**Data shown:**
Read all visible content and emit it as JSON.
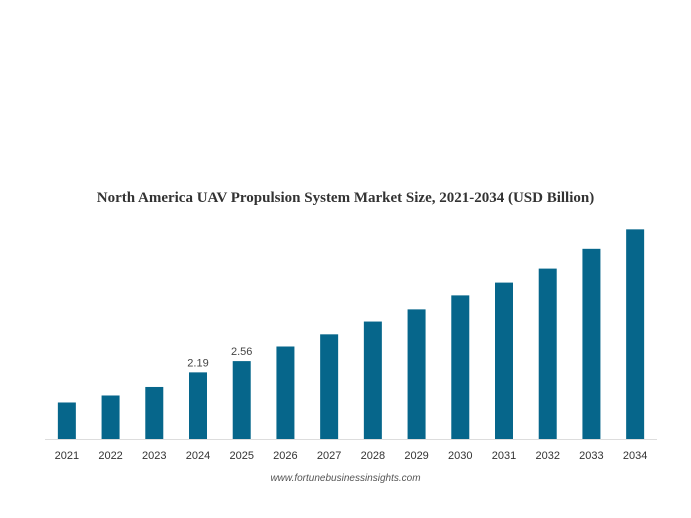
{
  "chart_data": {
    "type": "bar",
    "title": "North America UAV Propulsion System Market Size, 2021-2034 (USD Billion)",
    "xlabel": "",
    "ylabel": "",
    "categories": [
      "2021",
      "2022",
      "2023",
      "2024",
      "2025",
      "2026",
      "2027",
      "2028",
      "2029",
      "2030",
      "2031",
      "2032",
      "2033",
      "2034"
    ],
    "values": [
      1.2,
      1.43,
      1.71,
      2.19,
      2.56,
      3.04,
      3.44,
      3.86,
      4.26,
      4.72,
      5.14,
      5.6,
      6.25,
      6.89
    ],
    "data_labels": [
      {
        "category": "2024",
        "text": "2.19"
      },
      {
        "category": "2025",
        "text": "2.56"
      }
    ],
    "ylim": [
      0,
      7
    ],
    "grid": false,
    "bar_color": "#06668b",
    "axis_color": "#dddddd"
  },
  "source": "www.fortunebusinessinsights.com"
}
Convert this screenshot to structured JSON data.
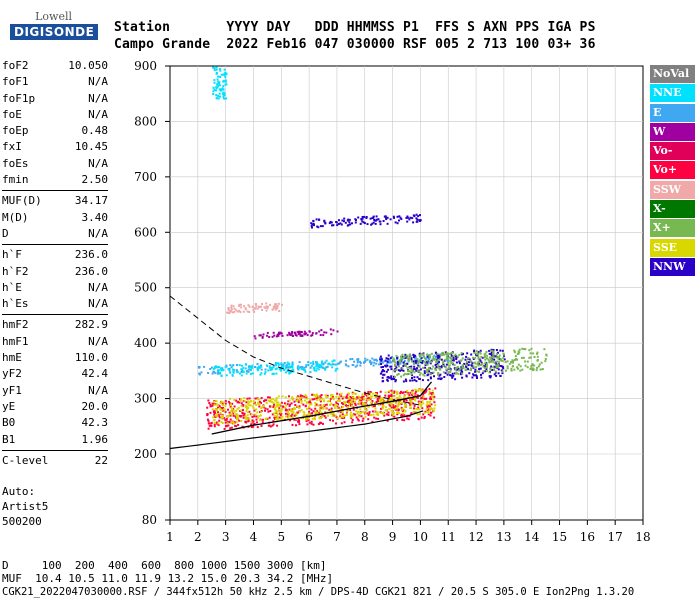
{
  "logo": {
    "top": "Lowell",
    "main": "DIGISONDE"
  },
  "header": {
    "labels": "Station       YYYY DAY   DDD HHMMSS P1  FFS S AXN PPS IGA PS",
    "values": "Campo Grande  2022 Feb16 047 030000 RSF 005 2 713 100 03+ 36"
  },
  "params": [
    {
      "n": "foF2",
      "v": "10.050"
    },
    {
      "n": "foF1",
      "v": "N/A"
    },
    {
      "n": "foF1p",
      "v": "N/A"
    },
    {
      "n": "foE",
      "v": "N/A"
    },
    {
      "n": "foEp",
      "v": "0.48"
    },
    {
      "n": "fxI",
      "v": "10.45"
    },
    {
      "n": "foEs",
      "v": "N/A"
    },
    {
      "n": "fmin",
      "v": "2.50"
    },
    {
      "n": "MUF(D)",
      "v": "34.17"
    },
    {
      "n": "M(D)",
      "v": "3.40"
    },
    {
      "n": "D",
      "v": "N/A"
    },
    {
      "n": "h`F",
      "v": "236.0"
    },
    {
      "n": "h`F2",
      "v": "236.0"
    },
    {
      "n": "h`E",
      "v": "N/A"
    },
    {
      "n": "h`Es",
      "v": "N/A"
    },
    {
      "n": "hmF2",
      "v": "282.9"
    },
    {
      "n": "hmF1",
      "v": "N/A"
    },
    {
      "n": "hmE",
      "v": "110.0"
    },
    {
      "n": "yF2",
      "v": "42.4"
    },
    {
      "n": "yF1",
      "v": "N/A"
    },
    {
      "n": "yE",
      "v": "20.0"
    },
    {
      "n": "B0",
      "v": "42.3"
    },
    {
      "n": "B1",
      "v": "1.96"
    },
    {
      "n": "C-level",
      "v": "22"
    }
  ],
  "auto": {
    "l1": "Auto:",
    "l2": "Artist5",
    "l3": "500200"
  },
  "legend": [
    {
      "label": "NoVal",
      "color": "#808080"
    },
    {
      "label": "NNE",
      "color": "#00e0ff"
    },
    {
      "label": "E",
      "color": "#3fa8f0"
    },
    {
      "label": "W",
      "color": "#a000a0"
    },
    {
      "label": "Vo-",
      "color": "#e0005a"
    },
    {
      "label": "Vo+",
      "color": "#ff0040"
    },
    {
      "label": "SSW",
      "color": "#f0a8a8"
    },
    {
      "label": "X-",
      "color": "#007800"
    },
    {
      "label": "X+",
      "color": "#78b850"
    },
    {
      "label": "SSE",
      "color": "#d8d800"
    },
    {
      "label": "NNW",
      "color": "#2a00c8"
    }
  ],
  "chart_data": {
    "type": "scatter",
    "title": "",
    "xlabel": "",
    "ylabel": "",
    "xlim": [
      1,
      18
    ],
    "ylim": [
      80,
      900
    ],
    "xticks": [
      1,
      2,
      3,
      4,
      5,
      6,
      7,
      8,
      9,
      10,
      11,
      12,
      13,
      14,
      15,
      16,
      17,
      18
    ],
    "yticks": [
      80,
      200,
      300,
      400,
      500,
      600,
      700,
      800,
      900
    ],
    "grid": true,
    "ionogram_trace": [
      [
        2.5,
        236
      ],
      [
        4,
        252
      ],
      [
        6,
        268
      ],
      [
        7.5,
        282
      ],
      [
        9,
        295
      ],
      [
        10,
        305
      ],
      [
        10.4,
        330
      ]
    ],
    "ionogram_trace_lower": [
      [
        1,
        210
      ],
      [
        2,
        216
      ],
      [
        4,
        229
      ],
      [
        6,
        241
      ],
      [
        8,
        254
      ],
      [
        9.5,
        268
      ],
      [
        10.1,
        278
      ]
    ],
    "profile": [
      [
        1,
        485
      ],
      [
        2,
        445
      ],
      [
        3,
        405
      ],
      [
        4,
        375
      ],
      [
        5,
        355
      ],
      [
        6,
        340
      ],
      [
        7,
        325
      ],
      [
        8,
        310
      ],
      [
        9,
        298
      ],
      [
        10,
        288
      ]
    ],
    "echo_bands": [
      {
        "mode": "E",
        "x": [
          2,
          11
        ],
        "h": [
          345,
          360
        ],
        "color": "#3fa8f0"
      },
      {
        "mode": "Vo+",
        "x": [
          2.3,
          10.5
        ],
        "h": [
          245,
          300
        ],
        "color": "#ff0040"
      },
      {
        "mode": "SSE",
        "x": [
          2.5,
          10.5
        ],
        "h": [
          255,
          300
        ],
        "color": "#d8d800"
      },
      {
        "mode": "NNW",
        "x": [
          8.5,
          13
        ],
        "h": [
          330,
          380
        ],
        "color": "#2a00c8"
      },
      {
        "mode": "X+",
        "x": [
          9,
          14.5
        ],
        "h": [
          340,
          380
        ],
        "color": "#78b850"
      },
      {
        "mode": "NNE",
        "x": [
          2.5,
          7
        ],
        "h": [
          340,
          360
        ],
        "color": "#00e0ff"
      },
      {
        "mode": "NNW",
        "x": [
          6,
          10
        ],
        "h": [
          610,
          625
        ],
        "color": "#2a00c8"
      },
      {
        "mode": "W",
        "x": [
          4,
          7
        ],
        "h": [
          410,
          420
        ],
        "color": "#a000a0"
      },
      {
        "mode": "SSW",
        "x": [
          3,
          5
        ],
        "h": [
          455,
          470
        ],
        "color": "#f0a8a8"
      },
      {
        "mode": "NNE",
        "x": [
          2.5,
          3
        ],
        "h": [
          840,
          900
        ],
        "color": "#00e0ff"
      }
    ]
  },
  "footer": {
    "d_row": "D     100  200  400  600  800 1000 1500 3000 [km]",
    "muf_row": "MUF  10.4 10.5 11.0 11.9 13.2 15.0 20.3 34.2 [MHz]",
    "info": "CGK21_2022047030000.RSF / 344fx512h 50 kHz 2.5 km / DPS-4D CGK21 821 / 20.5 S 305.0 E Ion2Png 1.3.20"
  }
}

**Your objective:** Without the pictures, repeat the listing above exactly.

**Solution to the problem:**
Read all visible content and emit it as JSON.
{
  "chart_data": {
    "type": "bar",
    "title": "North America UAV Propulsion System Market Size, 2021-2034 (USD Billion)",
    "xlabel": "",
    "ylabel": "",
    "categories": [
      "2021",
      "2022",
      "2023",
      "2024",
      "2025",
      "2026",
      "2027",
      "2028",
      "2029",
      "2030",
      "2031",
      "2032",
      "2033",
      "2034"
    ],
    "values": [
      1.2,
      1.43,
      1.71,
      2.19,
      2.56,
      3.04,
      3.44,
      3.86,
      4.26,
      4.72,
      5.14,
      5.6,
      6.25,
      6.89
    ],
    "data_labels": [
      {
        "category": "2024",
        "text": "2.19"
      },
      {
        "category": "2025",
        "text": "2.56"
      }
    ],
    "ylim": [
      0,
      7
    ],
    "grid": false,
    "bar_color": "#06668b",
    "axis_color": "#dddddd"
  },
  "source": "www.fortunebusinessinsights.com"
}
Convert this screenshot to structured JSON data.
{
  "logo": {
    "top": "Lowell",
    "main": "DIGISONDE"
  },
  "header": {
    "labels": "Station       YYYY DAY   DDD HHMMSS P1  FFS S AXN PPS IGA PS",
    "values": "Campo Grande  2022 Feb16 047 030000 RSF 005 2 713 100 03+ 36"
  },
  "params": [
    {
      "n": "foF2",
      "v": "10.050"
    },
    {
      "n": "foF1",
      "v": "N/A"
    },
    {
      "n": "foF1p",
      "v": "N/A"
    },
    {
      "n": "foE",
      "v": "N/A"
    },
    {
      "n": "foEp",
      "v": "0.48"
    },
    {
      "n": "fxI",
      "v": "10.45"
    },
    {
      "n": "foEs",
      "v": "N/A"
    },
    {
      "n": "fmin",
      "v": "2.50"
    },
    {
      "n": "MUF(D)",
      "v": "34.17"
    },
    {
      "n": "M(D)",
      "v": "3.40"
    },
    {
      "n": "D",
      "v": "N/A"
    },
    {
      "n": "h`F",
      "v": "236.0"
    },
    {
      "n": "h`F2",
      "v": "236.0"
    },
    {
      "n": "h`E",
      "v": "N/A"
    },
    {
      "n": "h`Es",
      "v": "N/A"
    },
    {
      "n": "hmF2",
      "v": "282.9"
    },
    {
      "n": "hmF1",
      "v": "N/A"
    },
    {
      "n": "hmE",
      "v": "110.0"
    },
    {
      "n": "yF2",
      "v": "42.4"
    },
    {
      "n": "yF1",
      "v": "N/A"
    },
    {
      "n": "yE",
      "v": "20.0"
    },
    {
      "n": "B0",
      "v": "42.3"
    },
    {
      "n": "B1",
      "v": "1.96"
    },
    {
      "n": "C-level",
      "v": "22"
    }
  ],
  "auto": {
    "l1": "Auto:",
    "l2": "Artist5",
    "l3": "500200"
  },
  "legend": [
    {
      "label": "NoVal",
      "color": "#808080"
    },
    {
      "label": "NNE",
      "color": "#00e0ff"
    },
    {
      "label": "E",
      "color": "#3fa8f0"
    },
    {
      "label": "W",
      "color": "#a000a0"
    },
    {
      "label": "Vo-",
      "color": "#e0005a"
    },
    {
      "label": "Vo+",
      "color": "#ff0040"
    },
    {
      "label": "SSW",
      "color": "#f0a8a8"
    },
    {
      "label": "X-",
      "color": "#007800"
    },
    {
      "label": "X+",
      "color": "#78b850"
    },
    {
      "label": "SSE",
      "color": "#d8d800"
    },
    {
      "label": "NNW",
      "color": "#2a00c8"
    }
  ],
  "chart_data": {
    "type": "scatter",
    "title": "",
    "xlabel": "",
    "ylabel": "",
    "xlim": [
      1,
      18
    ],
    "ylim": [
      80,
      900
    ],
    "xticks": [
      1,
      2,
      3,
      4,
      5,
      6,
      7,
      8,
      9,
      10,
      11,
      12,
      13,
      14,
      15,
      16,
      17,
      18
    ],
    "yticks": [
      80,
      200,
      300,
      400,
      500,
      600,
      700,
      800,
      900
    ],
    "grid": true,
    "ionogram_trace": [
      [
        2.5,
        236
      ],
      [
        4,
        252
      ],
      [
        6,
        268
      ],
      [
        7.5,
        282
      ],
      [
        9,
        295
      ],
      [
        10,
        305
      ],
      [
        10.4,
        330
      ]
    ],
    "ionogram_trace_lower": [
      [
        1,
        210
      ],
      [
        2,
        216
      ],
      [
        4,
        229
      ],
      [
        6,
        241
      ],
      [
        8,
        254
      ],
      [
        9.5,
        268
      ],
      [
        10.1,
        278
      ]
    ],
    "profile": [
      [
        1,
        485
      ],
      [
        2,
        445
      ],
      [
        3,
        405
      ],
      [
        4,
        375
      ],
      [
        5,
        355
      ],
      [
        6,
        340
      ],
      [
        7,
        325
      ],
      [
        8,
        310
      ],
      [
        9,
        298
      ],
      [
        10,
        288
      ]
    ],
    "echo_bands": [
      {
        "mode": "E",
        "x": [
          2,
          11
        ],
        "h": [
          345,
          360
        ],
        "color": "#3fa8f0"
      },
      {
        "mode": "Vo+",
        "x": [
          2.3,
          10.5
        ],
        "h": [
          245,
          300
        ],
        "color": "#ff0040"
      },
      {
        "mode": "SSE",
        "x": [
          2.5,
          10.5
        ],
        "h": [
          255,
          300
        ],
        "color": "#d8d800"
      },
      {
        "mode": "NNW",
        "x": [
          8.5,
          13
        ],
        "h": [
          330,
          380
        ],
        "color": "#2a00c8"
      },
      {
        "mode": "X+",
        "x": [
          9,
          14.5
        ],
        "h": [
          340,
          380
        ],
        "color": "#78b850"
      },
      {
        "mode": "NNE",
        "x": [
          2.5,
          7
        ],
        "h": [
          340,
          360
        ],
        "color": "#00e0ff"
      },
      {
        "mode": "NNW",
        "x": [
          6,
          10
        ],
        "h": [
          610,
          625
        ],
        "color": "#2a00c8"
      },
      {
        "mode": "W",
        "x": [
          4,
          7
        ],
        "h": [
          410,
          420
        ],
        "color": "#a000a0"
      },
      {
        "mode": "SSW",
        "x": [
          3,
          5
        ],
        "h": [
          455,
          470
        ],
        "color": "#f0a8a8"
      },
      {
        "mode": "NNE",
        "x": [
          2.5,
          3
        ],
        "h": [
          840,
          900
        ],
        "color": "#00e0ff"
      }
    ]
  },
  "footer": {
    "d_row": "D     100  200  400  600  800 1000 1500 3000 [km]",
    "muf_row": "MUF  10.4 10.5 11.0 11.9 13.2 15.0 20.3 34.2 [MHz]",
    "info": "CGK21_2022047030000.RSF / 344fx512h 50 kHz 2.5 km / DPS-4D CGK21 821 / 20.5 S 305.0 E Ion2Png 1.3.20"
  }
}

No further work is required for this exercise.